### Given exercise
Which lines hold the word "grid"? Copy each of them.

* begin The records *

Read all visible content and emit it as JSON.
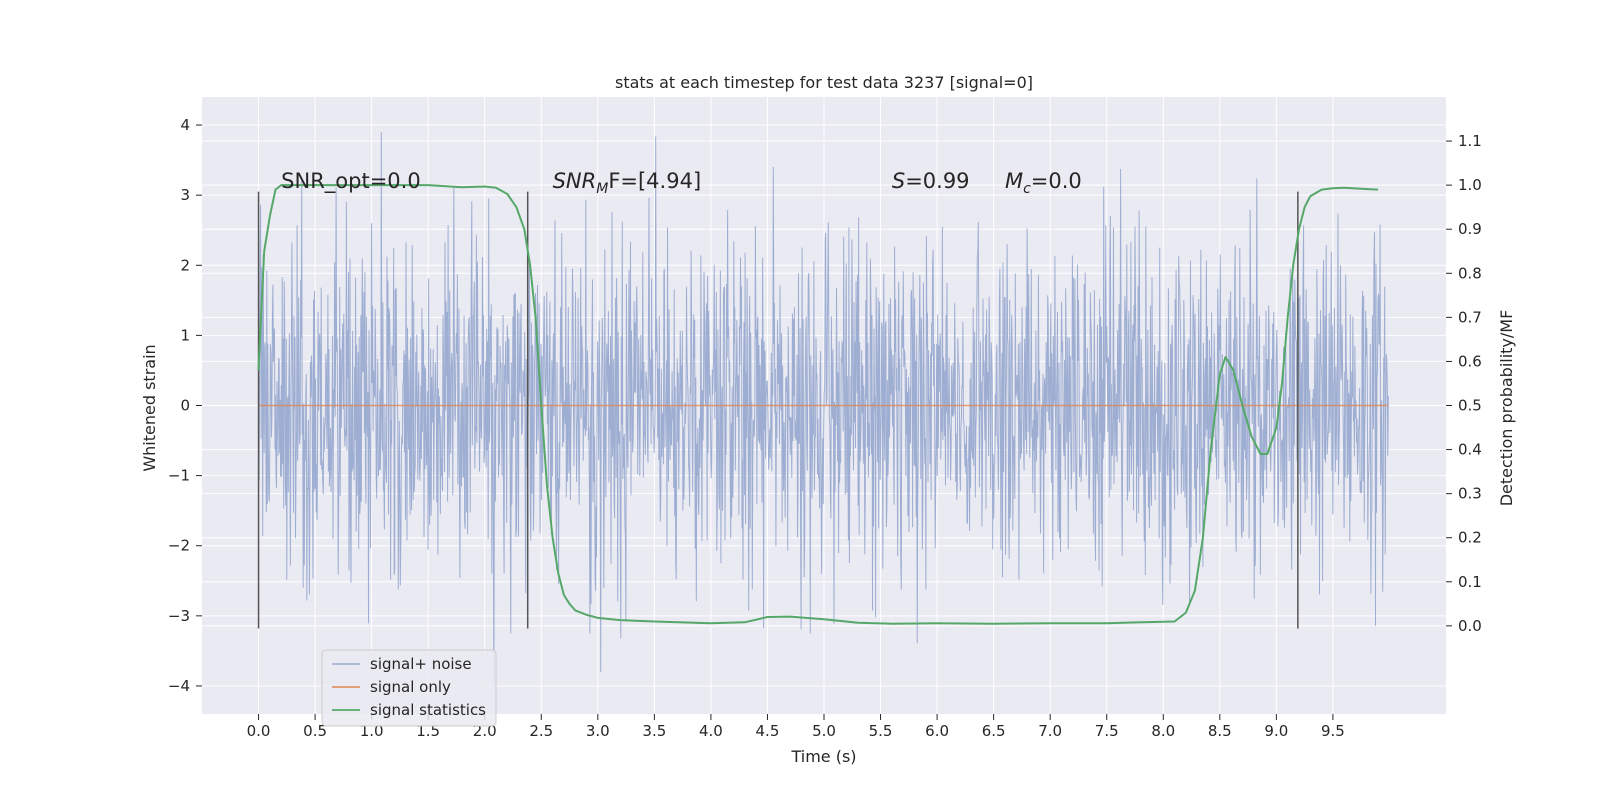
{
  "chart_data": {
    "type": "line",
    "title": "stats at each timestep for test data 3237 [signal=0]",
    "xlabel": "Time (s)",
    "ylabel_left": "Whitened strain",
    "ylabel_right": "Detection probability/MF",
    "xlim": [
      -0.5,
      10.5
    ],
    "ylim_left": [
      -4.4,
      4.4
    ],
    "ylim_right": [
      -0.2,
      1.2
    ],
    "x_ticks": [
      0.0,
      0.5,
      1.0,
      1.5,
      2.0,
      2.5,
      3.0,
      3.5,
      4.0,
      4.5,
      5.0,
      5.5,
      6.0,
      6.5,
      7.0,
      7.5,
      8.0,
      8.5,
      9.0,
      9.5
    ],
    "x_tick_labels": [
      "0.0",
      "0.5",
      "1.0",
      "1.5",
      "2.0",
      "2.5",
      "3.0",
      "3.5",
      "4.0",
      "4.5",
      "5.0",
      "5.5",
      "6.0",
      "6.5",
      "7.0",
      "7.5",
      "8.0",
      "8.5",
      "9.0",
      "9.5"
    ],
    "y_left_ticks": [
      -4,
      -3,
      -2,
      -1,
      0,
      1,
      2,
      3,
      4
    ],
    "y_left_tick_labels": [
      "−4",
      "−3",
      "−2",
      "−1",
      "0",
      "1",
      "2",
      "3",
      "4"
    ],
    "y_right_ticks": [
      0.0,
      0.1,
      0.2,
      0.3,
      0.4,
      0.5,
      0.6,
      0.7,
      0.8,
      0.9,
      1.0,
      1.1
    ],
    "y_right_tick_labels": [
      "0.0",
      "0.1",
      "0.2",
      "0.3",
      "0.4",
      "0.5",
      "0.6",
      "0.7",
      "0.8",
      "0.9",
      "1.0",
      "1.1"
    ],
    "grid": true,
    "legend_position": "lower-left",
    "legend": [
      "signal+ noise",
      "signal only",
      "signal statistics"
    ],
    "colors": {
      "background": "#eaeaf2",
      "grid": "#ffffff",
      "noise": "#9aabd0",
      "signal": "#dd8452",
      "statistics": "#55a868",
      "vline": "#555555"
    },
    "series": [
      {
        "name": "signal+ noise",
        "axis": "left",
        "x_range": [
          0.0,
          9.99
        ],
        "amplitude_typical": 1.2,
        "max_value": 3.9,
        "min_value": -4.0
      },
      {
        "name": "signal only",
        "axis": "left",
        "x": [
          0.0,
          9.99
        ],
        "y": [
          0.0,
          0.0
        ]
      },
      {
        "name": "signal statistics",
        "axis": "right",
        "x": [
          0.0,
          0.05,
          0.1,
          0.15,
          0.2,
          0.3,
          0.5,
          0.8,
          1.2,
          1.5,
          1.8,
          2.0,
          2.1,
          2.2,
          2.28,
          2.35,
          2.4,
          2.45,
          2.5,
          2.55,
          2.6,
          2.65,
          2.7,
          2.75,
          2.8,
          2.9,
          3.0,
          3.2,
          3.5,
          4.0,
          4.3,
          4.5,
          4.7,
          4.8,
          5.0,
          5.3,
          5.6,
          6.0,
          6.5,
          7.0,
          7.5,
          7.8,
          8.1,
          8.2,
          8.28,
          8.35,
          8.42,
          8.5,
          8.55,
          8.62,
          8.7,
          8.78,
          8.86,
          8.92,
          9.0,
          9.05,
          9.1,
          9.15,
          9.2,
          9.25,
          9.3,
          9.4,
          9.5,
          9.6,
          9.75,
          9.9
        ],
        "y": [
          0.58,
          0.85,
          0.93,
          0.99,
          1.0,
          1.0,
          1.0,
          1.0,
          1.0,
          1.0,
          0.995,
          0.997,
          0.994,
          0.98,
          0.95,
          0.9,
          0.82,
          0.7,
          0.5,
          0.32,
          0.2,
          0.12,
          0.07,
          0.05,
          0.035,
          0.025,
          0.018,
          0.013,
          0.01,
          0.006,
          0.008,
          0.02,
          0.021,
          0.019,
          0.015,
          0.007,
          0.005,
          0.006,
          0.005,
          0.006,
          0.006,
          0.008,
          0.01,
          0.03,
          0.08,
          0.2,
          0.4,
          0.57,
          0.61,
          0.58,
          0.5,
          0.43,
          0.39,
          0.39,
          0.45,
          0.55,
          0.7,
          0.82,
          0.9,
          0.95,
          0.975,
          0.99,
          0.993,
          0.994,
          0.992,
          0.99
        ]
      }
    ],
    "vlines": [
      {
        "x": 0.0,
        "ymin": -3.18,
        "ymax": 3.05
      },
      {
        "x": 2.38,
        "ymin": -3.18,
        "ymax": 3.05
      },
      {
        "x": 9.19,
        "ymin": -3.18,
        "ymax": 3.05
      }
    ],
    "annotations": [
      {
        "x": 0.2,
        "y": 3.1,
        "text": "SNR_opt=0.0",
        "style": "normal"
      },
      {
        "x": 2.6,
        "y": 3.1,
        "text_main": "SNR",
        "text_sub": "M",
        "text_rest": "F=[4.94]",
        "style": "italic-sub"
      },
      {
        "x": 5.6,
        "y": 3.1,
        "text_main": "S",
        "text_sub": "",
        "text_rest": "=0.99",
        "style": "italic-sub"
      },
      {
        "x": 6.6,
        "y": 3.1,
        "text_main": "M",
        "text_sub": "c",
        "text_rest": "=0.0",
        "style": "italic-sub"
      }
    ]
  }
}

* end The records *
* begin The records *

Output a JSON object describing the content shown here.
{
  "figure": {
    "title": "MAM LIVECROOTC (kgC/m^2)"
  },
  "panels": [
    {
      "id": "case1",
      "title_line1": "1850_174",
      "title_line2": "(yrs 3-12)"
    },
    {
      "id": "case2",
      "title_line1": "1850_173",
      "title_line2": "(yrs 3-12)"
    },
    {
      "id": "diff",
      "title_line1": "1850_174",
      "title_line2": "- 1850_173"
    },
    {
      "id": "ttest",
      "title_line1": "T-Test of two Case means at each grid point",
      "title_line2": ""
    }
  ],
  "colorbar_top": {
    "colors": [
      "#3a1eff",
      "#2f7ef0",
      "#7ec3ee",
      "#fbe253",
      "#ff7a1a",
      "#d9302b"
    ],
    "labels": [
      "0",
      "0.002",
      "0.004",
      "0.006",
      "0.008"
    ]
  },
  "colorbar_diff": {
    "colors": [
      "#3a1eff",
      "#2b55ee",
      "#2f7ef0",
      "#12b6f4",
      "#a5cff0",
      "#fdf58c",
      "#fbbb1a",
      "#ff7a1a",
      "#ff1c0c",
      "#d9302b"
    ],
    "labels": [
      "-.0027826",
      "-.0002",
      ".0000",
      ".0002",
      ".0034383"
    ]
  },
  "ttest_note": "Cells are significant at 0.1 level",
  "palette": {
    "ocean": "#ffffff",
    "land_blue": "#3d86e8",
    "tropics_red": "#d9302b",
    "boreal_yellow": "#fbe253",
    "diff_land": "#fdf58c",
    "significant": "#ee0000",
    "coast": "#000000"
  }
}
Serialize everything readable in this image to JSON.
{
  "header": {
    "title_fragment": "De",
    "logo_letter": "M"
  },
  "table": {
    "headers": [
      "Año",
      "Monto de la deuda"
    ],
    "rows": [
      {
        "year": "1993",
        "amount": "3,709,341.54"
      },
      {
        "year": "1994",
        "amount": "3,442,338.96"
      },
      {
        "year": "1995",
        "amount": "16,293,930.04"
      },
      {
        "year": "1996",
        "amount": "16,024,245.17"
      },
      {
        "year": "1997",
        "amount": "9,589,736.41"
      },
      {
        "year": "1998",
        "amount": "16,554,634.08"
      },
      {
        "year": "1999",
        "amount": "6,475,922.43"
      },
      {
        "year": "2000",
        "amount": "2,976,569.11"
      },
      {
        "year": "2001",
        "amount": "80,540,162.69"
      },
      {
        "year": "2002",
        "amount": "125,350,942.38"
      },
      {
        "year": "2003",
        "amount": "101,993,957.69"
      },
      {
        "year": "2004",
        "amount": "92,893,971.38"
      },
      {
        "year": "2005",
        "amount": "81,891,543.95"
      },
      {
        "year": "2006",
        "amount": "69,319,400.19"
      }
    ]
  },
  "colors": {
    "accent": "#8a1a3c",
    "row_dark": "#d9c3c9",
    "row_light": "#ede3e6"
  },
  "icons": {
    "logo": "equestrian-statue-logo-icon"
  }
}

* end The records *

### Written response
    "grid": true,
      "grid": "#ffffff",
      "title_line1": "T-Test of two Case means at each grid point",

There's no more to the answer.